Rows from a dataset
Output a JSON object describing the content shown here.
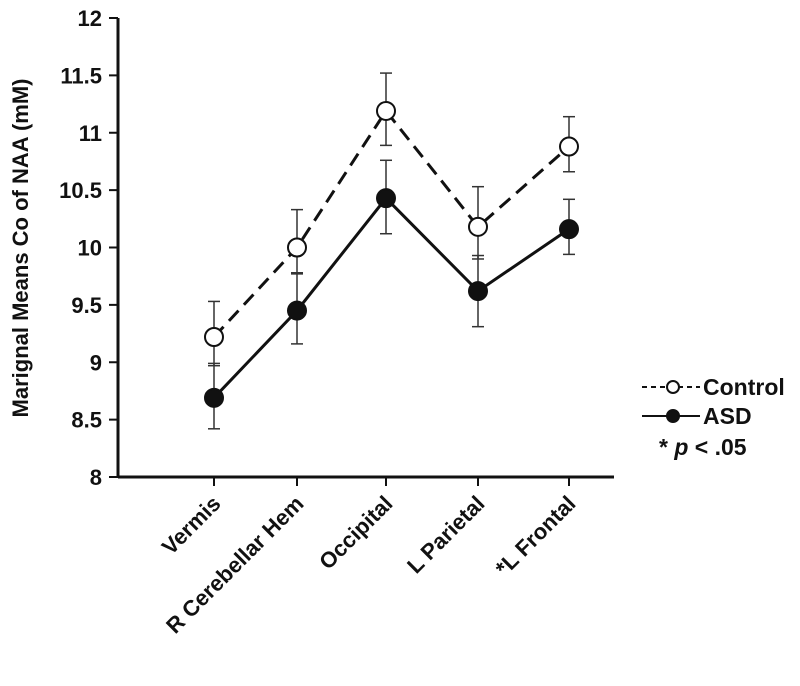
{
  "chart_data": {
    "type": "line",
    "ylabel": "Marignal Means Co of NAA (mM)",
    "ylim": [
      8,
      12
    ],
    "yticks": [
      "8",
      "8.5",
      "9",
      "9.5",
      "10",
      "10.5",
      "11",
      "11.5",
      "12"
    ],
    "categories": [
      "Vermis",
      "R Cerebellar Hem",
      "Occipital",
      "L Parietal",
      "*L Frontal"
    ],
    "series": [
      {
        "name": "Control",
        "style": "dashed",
        "marker": "open-circle",
        "color": "#111111",
        "values": [
          9.22,
          10.0,
          11.19,
          10.18,
          10.88
        ],
        "err_low": [
          0.25,
          0.23,
          0.3,
          0.28,
          0.22
        ],
        "err_high": [
          0.31,
          0.33,
          0.33,
          0.35,
          0.26
        ]
      },
      {
        "name": "ASD",
        "style": "solid",
        "marker": "filled-circle",
        "color": "#111111",
        "values": [
          8.69,
          9.45,
          10.43,
          9.62,
          10.16
        ],
        "err_low": [
          0.27,
          0.29,
          0.31,
          0.31,
          0.22
        ],
        "err_high": [
          0.3,
          0.33,
          0.33,
          0.31,
          0.26
        ]
      }
    ],
    "legend": {
      "placement": "right",
      "entries": [
        "Control",
        "ASD"
      ]
    },
    "annotation": {
      "prefix": "* ",
      "italic": "p",
      "suffix": " < .05"
    },
    "grid": false
  }
}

-- WHAT NEEDS TO BE DONE --
Copy out all lines from the material above that contain the string "circle".

-- ANSWER TO THIS PROBLEM --
        "marker": "open-circle",
        "marker": "filled-circle",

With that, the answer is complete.